# [Task directions]
Repeat each entry word for word. Leave any images out of the copy.

# [Material for this task]
----------

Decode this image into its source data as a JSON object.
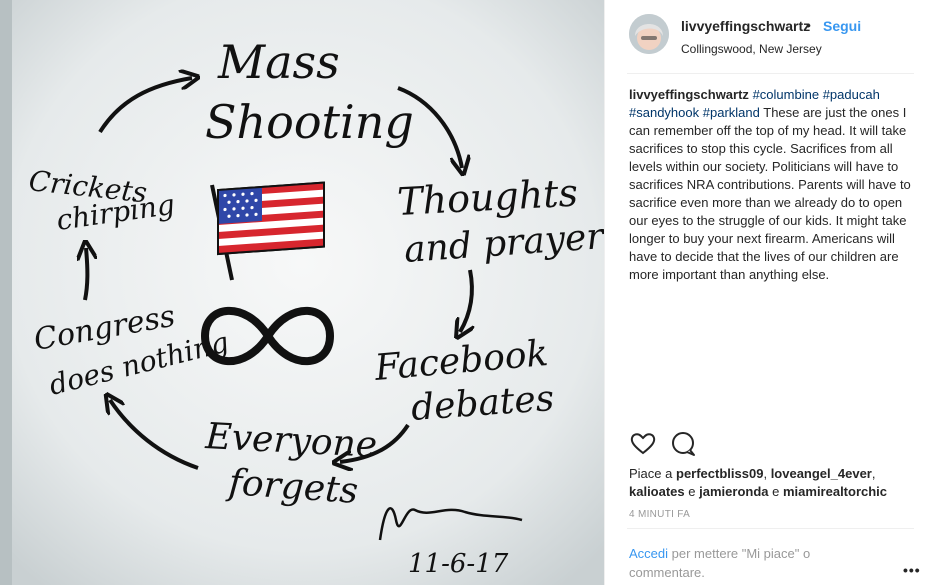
{
  "post": {
    "image_text": {
      "node1_line1": "Mass",
      "node1_line2": "Shooting",
      "node2_line1": "Thoughts",
      "node2_line2": "and prayers",
      "node3_line1": "Facebook",
      "node3_line2": "debates",
      "node4_line1": "Everyone",
      "node4_line2": "forgets",
      "node5_line1": "Congress",
      "node5_line2": "does nothing",
      "node6_line1": "Crickets",
      "node6_line2": "chirping",
      "date": "11-6-17"
    },
    "header": {
      "username": "livvyeffingschwartz",
      "separator": "•",
      "follow_label": "Segui",
      "location": "Collingswood, New Jersey"
    },
    "caption": {
      "username": "livvyeffingschwartz",
      "hashtags": [
        "#columbine",
        "#paducah",
        "#sandyhook",
        "#parkland"
      ],
      "text": "These are just the ones I can remember off the top of my head. It will take sacrifices to stop this cycle. Sacrifices from all levels within our society. Politicians will have to sacrifices NRA contributions. Parents will have to sacrifice even more than we already do to open our eyes to the struggle of our kids. It might take longer to buy your next firearm. Americans will have to decide that the lives of our children are more important than anything else."
    },
    "likes": {
      "prefix": "Piace a",
      "users": [
        "perfectbliss09",
        "loveangel_4ever",
        "kalioates",
        "jamieronda",
        "miamirealtorchic"
      ],
      "sep_comma": ",",
      "sep_and": "e"
    },
    "timestamp": "4 MINUTI FA",
    "login_prompt": {
      "link": "Accedi",
      "text": "per mettere \"Mi piace\" o commentare."
    },
    "more_label": "•••",
    "icons": {
      "like": "heart-icon",
      "comment": "comment-icon",
      "more": "more-options-icon"
    },
    "colors": {
      "accent": "#3897f0",
      "hashtag": "#003569",
      "text": "#262626",
      "muted": "#999999"
    }
  }
}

----------

# [Answer to the exercise]
Decode this image into its source data as a JSON object.
{
  "post": {
    "image_text": {
      "node1_line1": "Mass",
      "node1_line2": "Shooting",
      "node2_line1": "Thoughts",
      "node2_line2": "and prayers",
      "node3_line1": "Facebook",
      "node3_line2": "debates",
      "node4_line1": "Everyone",
      "node4_line2": "forgets",
      "node5_line1": "Congress",
      "node5_line2": "does nothing",
      "node6_line1": "Crickets",
      "node6_line2": "chirping",
      "date": "11-6-17"
    },
    "header": {
      "username": "livvyeffingschwartz",
      "separator": "•",
      "follow_label": "Segui",
      "location": "Collingswood, New Jersey"
    },
    "caption": {
      "username": "livvyeffingschwartz",
      "hashtags": [
        "#columbine",
        "#paducah",
        "#sandyhook",
        "#parkland"
      ],
      "text": "These are just the ones I can remember off the top of my head. It will take sacrifices to stop this cycle. Sacrifices from all levels within our society. Politicians will have to sacrifices NRA contributions. Parents will have to sacrifice even more than we already do to open our eyes to the struggle of our kids. It might take longer to buy your next firearm. Americans will have to decide that the lives of our children are more important than anything else."
    },
    "likes": {
      "prefix": "Piace a",
      "users": [
        "perfectbliss09",
        "loveangel_4ever",
        "kalioates",
        "jamieronda",
        "miamirealtorchic"
      ],
      "sep_comma": ",",
      "sep_and": "e"
    },
    "timestamp": "4 MINUTI FA",
    "login_prompt": {
      "link": "Accedi",
      "text": "per mettere \"Mi piace\" o commentare."
    },
    "more_label": "•••",
    "icons": {
      "like": "heart-icon",
      "comment": "comment-icon",
      "more": "more-options-icon"
    },
    "colors": {
      "accent": "#3897f0",
      "hashtag": "#003569",
      "text": "#262626",
      "muted": "#999999"
    }
  }
}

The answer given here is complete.